**Given entries**
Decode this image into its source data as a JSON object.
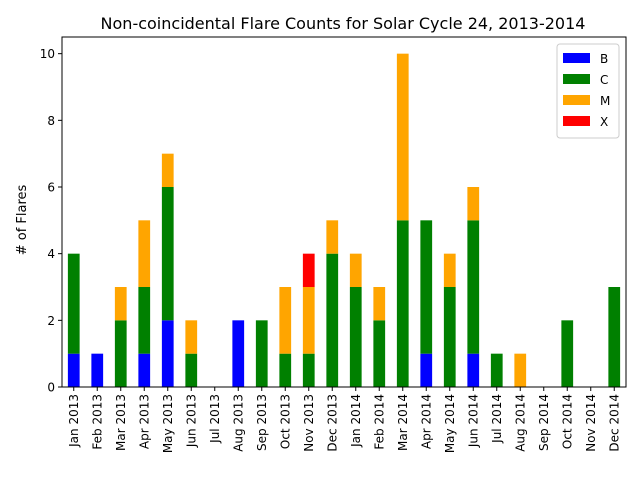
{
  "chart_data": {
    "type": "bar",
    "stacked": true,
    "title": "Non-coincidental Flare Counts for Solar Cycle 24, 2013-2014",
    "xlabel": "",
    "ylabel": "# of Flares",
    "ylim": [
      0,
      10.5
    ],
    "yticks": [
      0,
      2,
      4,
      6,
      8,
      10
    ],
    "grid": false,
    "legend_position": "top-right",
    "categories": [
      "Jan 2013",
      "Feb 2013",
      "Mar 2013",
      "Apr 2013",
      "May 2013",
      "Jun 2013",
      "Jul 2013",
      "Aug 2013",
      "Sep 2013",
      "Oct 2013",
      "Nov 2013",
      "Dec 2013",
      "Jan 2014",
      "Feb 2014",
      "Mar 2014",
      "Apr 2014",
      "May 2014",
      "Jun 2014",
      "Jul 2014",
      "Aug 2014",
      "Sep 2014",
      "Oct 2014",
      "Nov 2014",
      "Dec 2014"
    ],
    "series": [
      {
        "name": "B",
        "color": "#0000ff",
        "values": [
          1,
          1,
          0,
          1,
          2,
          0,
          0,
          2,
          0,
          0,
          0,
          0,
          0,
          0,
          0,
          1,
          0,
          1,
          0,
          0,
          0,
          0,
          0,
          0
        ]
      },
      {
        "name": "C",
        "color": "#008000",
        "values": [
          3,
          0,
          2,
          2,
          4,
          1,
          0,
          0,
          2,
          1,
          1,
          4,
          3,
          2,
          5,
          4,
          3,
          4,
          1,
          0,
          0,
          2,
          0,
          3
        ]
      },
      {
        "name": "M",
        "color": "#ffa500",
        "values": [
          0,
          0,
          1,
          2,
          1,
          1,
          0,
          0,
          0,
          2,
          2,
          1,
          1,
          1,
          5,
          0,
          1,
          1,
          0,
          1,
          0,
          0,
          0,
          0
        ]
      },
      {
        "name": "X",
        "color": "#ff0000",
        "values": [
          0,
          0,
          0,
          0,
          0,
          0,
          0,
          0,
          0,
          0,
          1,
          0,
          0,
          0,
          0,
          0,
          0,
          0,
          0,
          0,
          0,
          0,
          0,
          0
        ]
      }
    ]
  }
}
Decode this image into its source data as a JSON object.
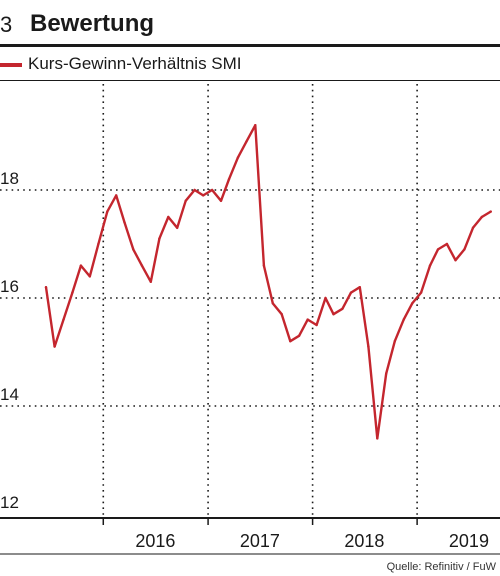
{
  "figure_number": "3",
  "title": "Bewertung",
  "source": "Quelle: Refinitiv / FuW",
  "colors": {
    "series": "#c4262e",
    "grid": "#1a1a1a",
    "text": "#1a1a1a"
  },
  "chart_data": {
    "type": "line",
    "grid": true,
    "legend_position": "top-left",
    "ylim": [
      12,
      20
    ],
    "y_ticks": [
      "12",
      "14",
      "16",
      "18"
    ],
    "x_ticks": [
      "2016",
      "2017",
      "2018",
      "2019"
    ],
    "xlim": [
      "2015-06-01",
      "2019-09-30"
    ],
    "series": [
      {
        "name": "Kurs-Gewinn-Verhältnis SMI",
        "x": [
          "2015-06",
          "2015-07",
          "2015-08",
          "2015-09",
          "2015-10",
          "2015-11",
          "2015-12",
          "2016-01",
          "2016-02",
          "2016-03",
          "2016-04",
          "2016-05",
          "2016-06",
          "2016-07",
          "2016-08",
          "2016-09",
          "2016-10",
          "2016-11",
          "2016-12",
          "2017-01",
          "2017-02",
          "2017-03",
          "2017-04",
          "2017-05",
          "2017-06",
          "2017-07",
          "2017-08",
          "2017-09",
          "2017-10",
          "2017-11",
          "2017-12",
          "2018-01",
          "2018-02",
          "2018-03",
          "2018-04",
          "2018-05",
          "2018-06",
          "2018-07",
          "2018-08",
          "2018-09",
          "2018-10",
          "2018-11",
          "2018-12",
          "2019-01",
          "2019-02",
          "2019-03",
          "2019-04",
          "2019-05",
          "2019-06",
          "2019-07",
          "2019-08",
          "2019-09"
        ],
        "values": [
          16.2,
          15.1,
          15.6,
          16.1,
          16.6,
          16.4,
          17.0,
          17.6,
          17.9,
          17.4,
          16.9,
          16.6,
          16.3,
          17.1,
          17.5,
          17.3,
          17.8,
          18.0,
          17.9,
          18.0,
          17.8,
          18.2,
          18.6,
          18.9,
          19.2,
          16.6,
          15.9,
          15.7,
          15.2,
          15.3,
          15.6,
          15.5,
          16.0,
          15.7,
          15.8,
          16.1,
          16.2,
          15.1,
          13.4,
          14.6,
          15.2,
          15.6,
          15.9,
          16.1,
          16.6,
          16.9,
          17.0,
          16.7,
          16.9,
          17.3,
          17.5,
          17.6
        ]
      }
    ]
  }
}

* * *

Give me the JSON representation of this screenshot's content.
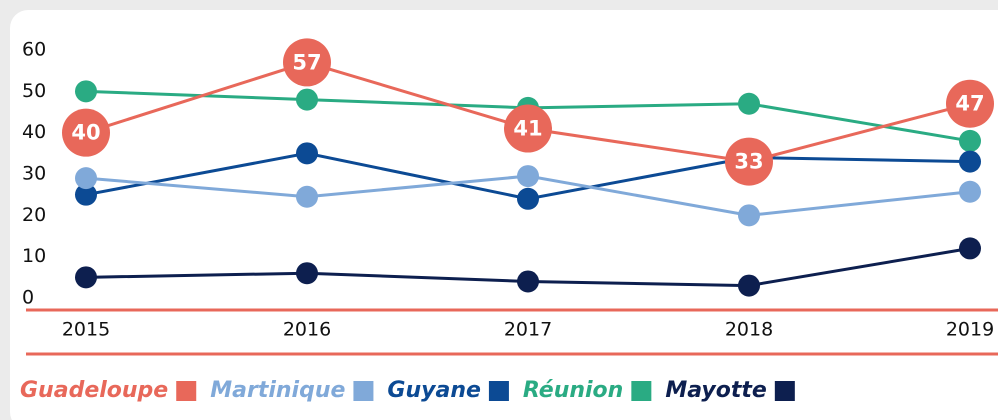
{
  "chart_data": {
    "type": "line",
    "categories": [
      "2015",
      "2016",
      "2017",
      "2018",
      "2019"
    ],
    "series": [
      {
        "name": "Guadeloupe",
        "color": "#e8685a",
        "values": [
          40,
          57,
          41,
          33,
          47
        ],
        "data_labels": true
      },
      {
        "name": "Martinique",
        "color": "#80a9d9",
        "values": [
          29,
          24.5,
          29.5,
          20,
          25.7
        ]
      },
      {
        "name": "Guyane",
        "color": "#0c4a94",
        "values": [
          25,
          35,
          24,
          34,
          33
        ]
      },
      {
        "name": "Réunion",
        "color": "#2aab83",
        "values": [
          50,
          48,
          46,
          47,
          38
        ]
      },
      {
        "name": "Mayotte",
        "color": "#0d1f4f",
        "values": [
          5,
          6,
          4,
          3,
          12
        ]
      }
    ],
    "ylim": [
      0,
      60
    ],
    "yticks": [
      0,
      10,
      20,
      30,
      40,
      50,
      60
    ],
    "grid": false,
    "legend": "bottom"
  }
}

...

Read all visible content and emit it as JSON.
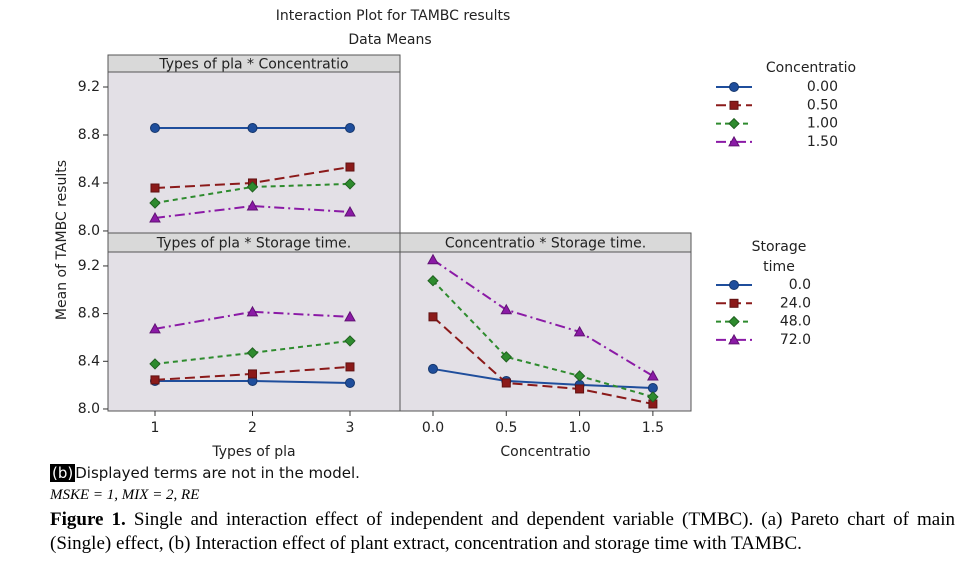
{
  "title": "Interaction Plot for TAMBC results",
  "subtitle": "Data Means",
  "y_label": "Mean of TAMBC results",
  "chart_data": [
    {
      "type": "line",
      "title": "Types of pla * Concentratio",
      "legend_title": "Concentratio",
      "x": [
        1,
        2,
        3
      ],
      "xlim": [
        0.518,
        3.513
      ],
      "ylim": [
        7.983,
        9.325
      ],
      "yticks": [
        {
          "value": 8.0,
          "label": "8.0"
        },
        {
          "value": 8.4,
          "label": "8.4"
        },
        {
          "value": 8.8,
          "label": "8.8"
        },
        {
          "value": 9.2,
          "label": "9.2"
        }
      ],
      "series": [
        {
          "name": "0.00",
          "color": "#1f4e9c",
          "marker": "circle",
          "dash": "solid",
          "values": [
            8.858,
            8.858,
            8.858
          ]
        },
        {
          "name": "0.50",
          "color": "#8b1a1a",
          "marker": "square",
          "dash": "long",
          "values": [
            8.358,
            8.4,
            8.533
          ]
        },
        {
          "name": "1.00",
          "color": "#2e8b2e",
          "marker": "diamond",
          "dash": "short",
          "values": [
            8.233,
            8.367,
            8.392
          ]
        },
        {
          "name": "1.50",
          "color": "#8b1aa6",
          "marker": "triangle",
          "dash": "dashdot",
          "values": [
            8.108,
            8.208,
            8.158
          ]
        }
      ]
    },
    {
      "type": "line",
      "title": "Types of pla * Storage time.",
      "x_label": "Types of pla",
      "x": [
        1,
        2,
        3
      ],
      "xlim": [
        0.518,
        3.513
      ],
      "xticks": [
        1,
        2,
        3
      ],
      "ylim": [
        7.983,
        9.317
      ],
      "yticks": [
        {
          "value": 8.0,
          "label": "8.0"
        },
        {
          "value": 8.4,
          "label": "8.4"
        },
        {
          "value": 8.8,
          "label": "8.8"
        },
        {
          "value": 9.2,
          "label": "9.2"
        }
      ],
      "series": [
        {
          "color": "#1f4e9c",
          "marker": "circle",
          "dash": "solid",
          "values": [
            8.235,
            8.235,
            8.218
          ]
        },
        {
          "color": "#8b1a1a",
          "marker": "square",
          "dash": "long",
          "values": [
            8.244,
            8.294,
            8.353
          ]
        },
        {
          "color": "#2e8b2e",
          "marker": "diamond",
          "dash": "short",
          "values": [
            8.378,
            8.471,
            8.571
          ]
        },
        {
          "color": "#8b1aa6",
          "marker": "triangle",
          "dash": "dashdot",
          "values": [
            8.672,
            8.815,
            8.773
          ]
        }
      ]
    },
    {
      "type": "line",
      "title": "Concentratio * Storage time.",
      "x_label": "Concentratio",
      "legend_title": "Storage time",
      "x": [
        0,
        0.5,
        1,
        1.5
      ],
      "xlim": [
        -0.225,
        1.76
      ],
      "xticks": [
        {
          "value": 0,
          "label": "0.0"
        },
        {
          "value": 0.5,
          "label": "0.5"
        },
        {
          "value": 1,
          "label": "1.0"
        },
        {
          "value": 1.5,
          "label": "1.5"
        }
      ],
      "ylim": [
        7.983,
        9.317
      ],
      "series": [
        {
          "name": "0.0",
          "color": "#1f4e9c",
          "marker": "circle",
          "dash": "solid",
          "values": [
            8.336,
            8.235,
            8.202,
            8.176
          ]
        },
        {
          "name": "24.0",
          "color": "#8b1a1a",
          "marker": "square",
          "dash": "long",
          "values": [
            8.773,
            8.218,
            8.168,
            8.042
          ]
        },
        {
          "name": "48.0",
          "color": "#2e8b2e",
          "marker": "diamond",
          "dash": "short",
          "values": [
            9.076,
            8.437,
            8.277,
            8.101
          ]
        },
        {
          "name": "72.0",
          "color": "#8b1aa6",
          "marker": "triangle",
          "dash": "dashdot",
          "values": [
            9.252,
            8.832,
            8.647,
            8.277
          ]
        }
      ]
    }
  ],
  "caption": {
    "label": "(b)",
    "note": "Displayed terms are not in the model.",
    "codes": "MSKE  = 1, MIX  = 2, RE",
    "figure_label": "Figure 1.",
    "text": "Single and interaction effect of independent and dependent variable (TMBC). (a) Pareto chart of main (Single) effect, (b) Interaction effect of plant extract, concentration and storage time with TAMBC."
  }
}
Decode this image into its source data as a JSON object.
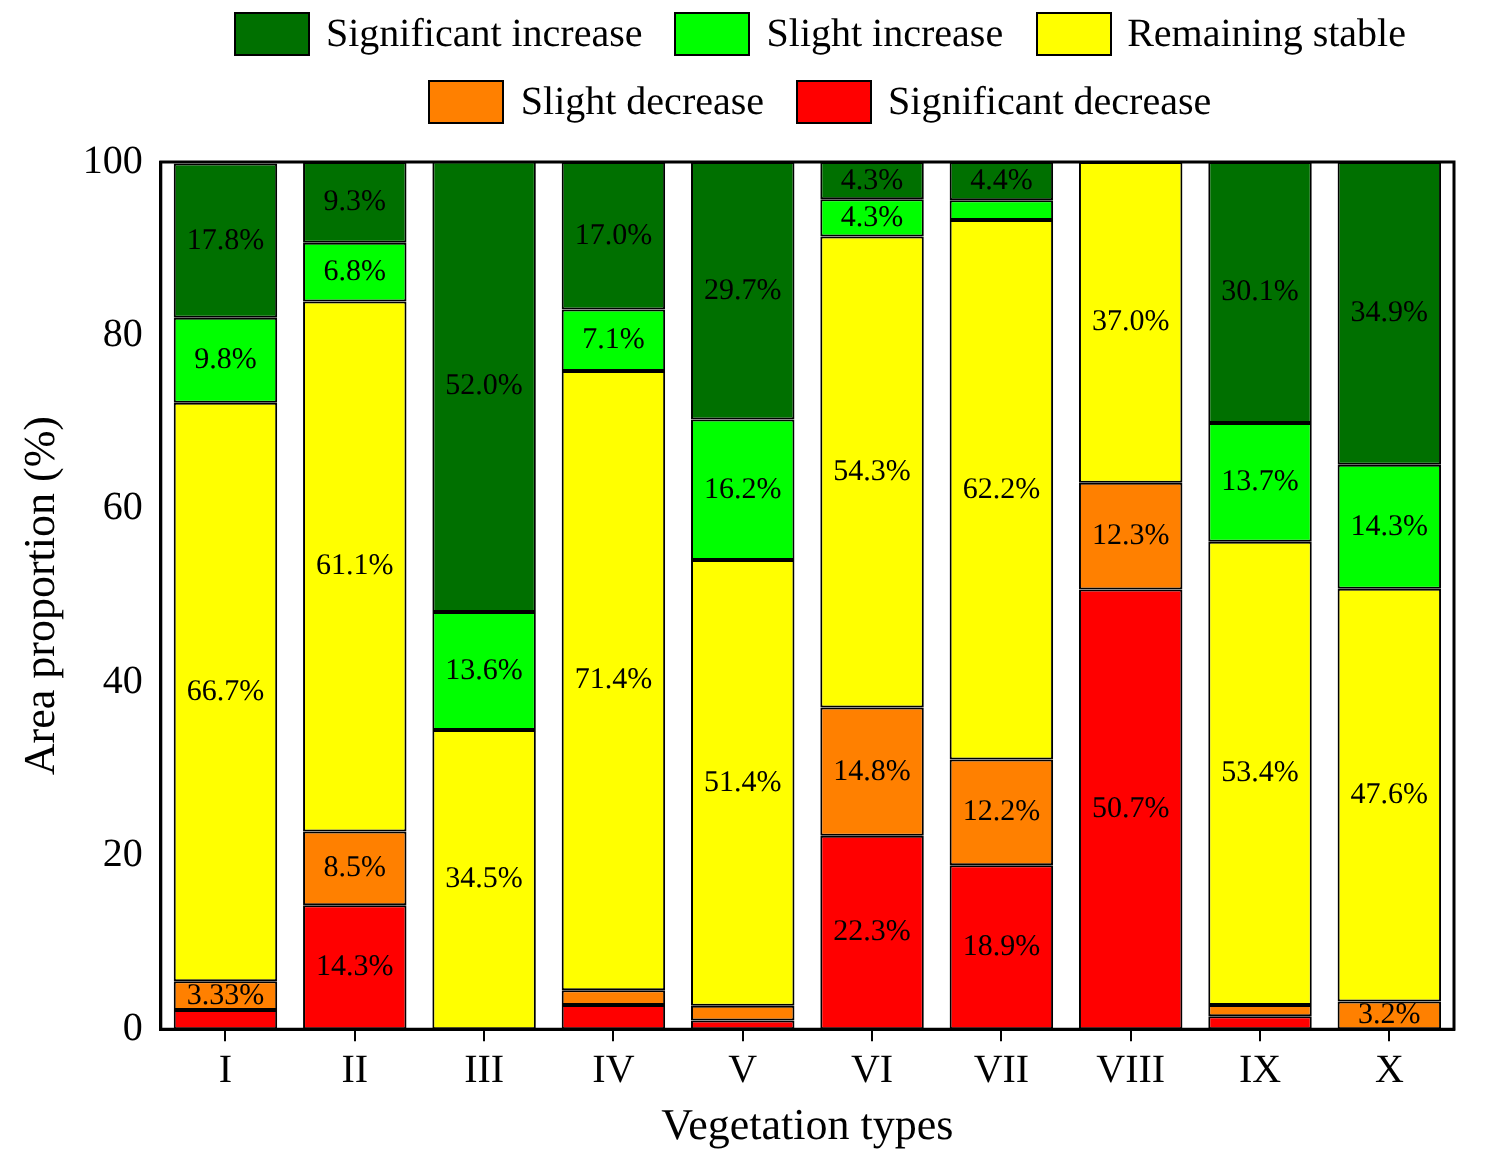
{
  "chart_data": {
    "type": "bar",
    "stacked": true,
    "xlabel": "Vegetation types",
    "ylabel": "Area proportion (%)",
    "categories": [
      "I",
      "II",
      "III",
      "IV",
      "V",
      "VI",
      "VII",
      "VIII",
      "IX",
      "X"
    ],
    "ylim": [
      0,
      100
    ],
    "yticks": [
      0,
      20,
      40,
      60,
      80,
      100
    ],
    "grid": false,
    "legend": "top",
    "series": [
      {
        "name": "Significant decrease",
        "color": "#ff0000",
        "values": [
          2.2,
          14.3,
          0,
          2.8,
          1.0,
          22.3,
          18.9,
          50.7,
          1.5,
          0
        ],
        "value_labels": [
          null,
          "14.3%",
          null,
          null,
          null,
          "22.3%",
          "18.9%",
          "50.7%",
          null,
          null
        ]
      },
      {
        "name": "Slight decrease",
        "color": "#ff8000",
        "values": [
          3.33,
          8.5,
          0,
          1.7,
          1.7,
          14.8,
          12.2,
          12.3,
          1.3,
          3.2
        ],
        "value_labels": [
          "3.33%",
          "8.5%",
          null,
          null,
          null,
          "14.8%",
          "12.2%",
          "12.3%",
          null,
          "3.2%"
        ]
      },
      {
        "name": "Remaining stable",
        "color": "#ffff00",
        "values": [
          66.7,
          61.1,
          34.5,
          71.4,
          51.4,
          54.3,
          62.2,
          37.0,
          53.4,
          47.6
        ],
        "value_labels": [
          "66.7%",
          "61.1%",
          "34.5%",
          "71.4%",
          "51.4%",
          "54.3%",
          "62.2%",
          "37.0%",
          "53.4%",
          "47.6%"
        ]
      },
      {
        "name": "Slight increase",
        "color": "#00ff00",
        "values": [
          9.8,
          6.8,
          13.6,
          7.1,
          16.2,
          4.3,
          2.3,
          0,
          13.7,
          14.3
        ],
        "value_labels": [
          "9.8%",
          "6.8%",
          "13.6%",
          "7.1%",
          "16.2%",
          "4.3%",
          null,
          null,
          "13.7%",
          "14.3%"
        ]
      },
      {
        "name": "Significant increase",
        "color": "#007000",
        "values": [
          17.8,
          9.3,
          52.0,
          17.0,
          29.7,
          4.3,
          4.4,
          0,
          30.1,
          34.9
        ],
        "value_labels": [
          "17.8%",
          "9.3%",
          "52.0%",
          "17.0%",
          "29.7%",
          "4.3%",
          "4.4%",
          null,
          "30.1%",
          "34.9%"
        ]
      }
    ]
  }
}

**Task to complete**
Look through the material above and pick out each line holding the word "content".

**Final result**
Give me the JSON representation of this screenshot's content.
Read all visible content and emit it as JSON.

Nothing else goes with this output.